Go through the listing and return every line with "ylabel" in it.

--- DATA FOR PROCESSING ---

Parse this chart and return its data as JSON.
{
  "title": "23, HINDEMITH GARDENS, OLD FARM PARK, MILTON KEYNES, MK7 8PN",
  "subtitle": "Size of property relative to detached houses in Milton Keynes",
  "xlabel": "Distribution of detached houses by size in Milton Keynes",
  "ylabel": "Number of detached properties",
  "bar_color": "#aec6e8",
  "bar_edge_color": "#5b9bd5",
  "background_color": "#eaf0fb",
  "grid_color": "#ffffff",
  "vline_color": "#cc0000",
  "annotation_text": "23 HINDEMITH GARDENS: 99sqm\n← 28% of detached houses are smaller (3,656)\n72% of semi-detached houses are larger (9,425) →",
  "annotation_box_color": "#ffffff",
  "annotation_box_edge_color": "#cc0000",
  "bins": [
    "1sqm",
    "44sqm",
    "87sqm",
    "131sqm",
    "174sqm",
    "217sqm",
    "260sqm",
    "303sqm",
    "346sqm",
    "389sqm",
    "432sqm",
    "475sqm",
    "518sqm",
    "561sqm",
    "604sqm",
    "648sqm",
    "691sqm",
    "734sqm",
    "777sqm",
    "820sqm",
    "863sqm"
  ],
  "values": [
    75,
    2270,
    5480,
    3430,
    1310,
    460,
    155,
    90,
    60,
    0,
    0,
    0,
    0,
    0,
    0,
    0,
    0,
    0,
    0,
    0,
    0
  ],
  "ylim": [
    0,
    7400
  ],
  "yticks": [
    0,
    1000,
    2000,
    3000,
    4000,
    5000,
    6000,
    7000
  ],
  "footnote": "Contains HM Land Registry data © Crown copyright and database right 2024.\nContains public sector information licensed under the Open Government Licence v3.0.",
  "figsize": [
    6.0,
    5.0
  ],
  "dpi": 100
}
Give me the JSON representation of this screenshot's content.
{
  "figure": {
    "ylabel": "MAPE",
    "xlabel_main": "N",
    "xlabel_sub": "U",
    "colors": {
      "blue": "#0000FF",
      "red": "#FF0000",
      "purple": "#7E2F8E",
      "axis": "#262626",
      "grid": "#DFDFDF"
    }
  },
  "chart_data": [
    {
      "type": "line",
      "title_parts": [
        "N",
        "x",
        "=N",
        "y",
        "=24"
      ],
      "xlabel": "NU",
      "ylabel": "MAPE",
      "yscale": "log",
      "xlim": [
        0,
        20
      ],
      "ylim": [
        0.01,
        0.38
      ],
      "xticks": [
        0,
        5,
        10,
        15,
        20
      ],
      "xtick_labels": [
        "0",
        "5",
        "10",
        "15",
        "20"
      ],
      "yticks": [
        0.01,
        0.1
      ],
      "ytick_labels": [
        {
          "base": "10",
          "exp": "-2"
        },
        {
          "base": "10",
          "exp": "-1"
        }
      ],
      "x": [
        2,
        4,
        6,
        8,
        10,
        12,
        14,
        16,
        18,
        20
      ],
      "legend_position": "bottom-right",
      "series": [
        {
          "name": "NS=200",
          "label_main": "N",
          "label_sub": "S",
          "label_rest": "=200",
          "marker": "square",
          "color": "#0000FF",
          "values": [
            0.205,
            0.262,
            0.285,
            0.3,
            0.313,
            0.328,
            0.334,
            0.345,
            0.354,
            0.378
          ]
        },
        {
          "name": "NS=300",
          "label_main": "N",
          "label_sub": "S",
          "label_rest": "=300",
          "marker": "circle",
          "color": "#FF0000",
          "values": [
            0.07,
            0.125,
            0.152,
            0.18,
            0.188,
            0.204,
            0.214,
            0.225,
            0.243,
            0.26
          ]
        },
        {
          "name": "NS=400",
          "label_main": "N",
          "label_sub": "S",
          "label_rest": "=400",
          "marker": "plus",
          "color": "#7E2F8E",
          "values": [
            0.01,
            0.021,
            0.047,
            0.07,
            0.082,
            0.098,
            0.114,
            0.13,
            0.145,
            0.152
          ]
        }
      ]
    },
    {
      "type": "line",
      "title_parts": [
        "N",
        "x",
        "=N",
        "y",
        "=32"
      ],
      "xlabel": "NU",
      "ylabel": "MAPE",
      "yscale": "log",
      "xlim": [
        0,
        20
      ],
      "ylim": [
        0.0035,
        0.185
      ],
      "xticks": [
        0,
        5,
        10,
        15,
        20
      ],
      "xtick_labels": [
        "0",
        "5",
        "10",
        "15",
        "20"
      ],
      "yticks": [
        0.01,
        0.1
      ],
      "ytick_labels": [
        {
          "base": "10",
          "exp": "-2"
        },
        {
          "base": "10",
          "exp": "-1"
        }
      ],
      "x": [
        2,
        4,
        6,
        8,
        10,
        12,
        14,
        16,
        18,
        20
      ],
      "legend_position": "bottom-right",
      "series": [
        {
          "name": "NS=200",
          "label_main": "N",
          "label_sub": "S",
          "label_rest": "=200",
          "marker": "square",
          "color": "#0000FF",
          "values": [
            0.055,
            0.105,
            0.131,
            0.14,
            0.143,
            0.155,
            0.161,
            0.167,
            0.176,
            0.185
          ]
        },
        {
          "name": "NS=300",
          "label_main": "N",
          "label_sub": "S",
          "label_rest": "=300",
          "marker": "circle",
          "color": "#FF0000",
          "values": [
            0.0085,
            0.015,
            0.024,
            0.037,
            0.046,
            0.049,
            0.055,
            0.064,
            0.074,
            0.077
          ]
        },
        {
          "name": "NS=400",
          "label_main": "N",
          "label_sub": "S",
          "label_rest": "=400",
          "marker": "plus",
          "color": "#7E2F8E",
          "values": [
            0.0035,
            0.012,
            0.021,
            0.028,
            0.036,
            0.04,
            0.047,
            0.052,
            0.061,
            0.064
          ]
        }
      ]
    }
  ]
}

---
--- DATA FOR PROCESSING ---

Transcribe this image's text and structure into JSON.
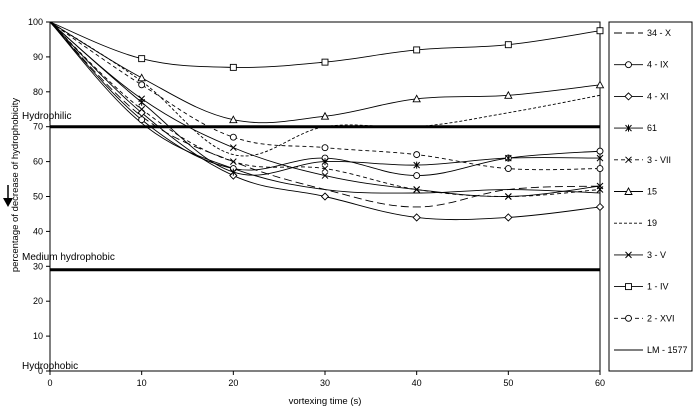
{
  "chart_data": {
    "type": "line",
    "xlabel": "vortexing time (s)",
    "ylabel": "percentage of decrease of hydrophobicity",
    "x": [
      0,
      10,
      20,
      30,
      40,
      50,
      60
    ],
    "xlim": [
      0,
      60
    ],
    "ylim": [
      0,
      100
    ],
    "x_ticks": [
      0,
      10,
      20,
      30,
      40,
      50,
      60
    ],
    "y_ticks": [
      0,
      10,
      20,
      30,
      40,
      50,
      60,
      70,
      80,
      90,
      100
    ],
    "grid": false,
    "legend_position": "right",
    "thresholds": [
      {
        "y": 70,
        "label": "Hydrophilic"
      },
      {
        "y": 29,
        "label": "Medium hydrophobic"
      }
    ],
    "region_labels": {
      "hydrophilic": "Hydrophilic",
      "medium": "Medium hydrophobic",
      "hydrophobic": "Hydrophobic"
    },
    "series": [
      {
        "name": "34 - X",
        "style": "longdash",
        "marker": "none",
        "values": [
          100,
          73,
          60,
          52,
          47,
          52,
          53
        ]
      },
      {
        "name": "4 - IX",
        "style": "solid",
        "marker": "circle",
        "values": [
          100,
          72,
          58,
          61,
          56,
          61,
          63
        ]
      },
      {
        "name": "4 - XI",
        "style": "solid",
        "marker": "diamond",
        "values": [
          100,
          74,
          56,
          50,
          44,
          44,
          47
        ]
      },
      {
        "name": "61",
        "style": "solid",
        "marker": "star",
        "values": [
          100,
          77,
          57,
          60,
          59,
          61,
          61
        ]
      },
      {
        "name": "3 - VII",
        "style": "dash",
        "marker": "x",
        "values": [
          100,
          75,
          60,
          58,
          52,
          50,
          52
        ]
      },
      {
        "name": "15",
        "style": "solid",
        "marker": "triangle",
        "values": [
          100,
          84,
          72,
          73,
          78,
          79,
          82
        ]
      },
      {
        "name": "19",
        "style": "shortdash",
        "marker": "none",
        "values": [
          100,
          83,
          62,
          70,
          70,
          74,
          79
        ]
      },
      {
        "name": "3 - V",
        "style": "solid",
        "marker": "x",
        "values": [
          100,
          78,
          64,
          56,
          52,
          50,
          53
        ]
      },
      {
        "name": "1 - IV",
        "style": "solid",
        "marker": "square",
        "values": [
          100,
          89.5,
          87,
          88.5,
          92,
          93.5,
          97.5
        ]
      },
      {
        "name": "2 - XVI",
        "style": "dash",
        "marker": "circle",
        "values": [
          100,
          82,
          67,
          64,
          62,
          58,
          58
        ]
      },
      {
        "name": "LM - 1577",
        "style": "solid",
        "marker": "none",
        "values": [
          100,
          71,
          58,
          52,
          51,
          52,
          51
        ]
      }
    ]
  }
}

---

*SOLUTION TO THE PROBLEM*:
  "ylabel": "Number of detached properties",
    "ylabel": "MAPE",
      "ylabel": "MAPE",
      "ylabel": "MAPE",
    "ylabel": "percentage of decrease of hydrophobicity",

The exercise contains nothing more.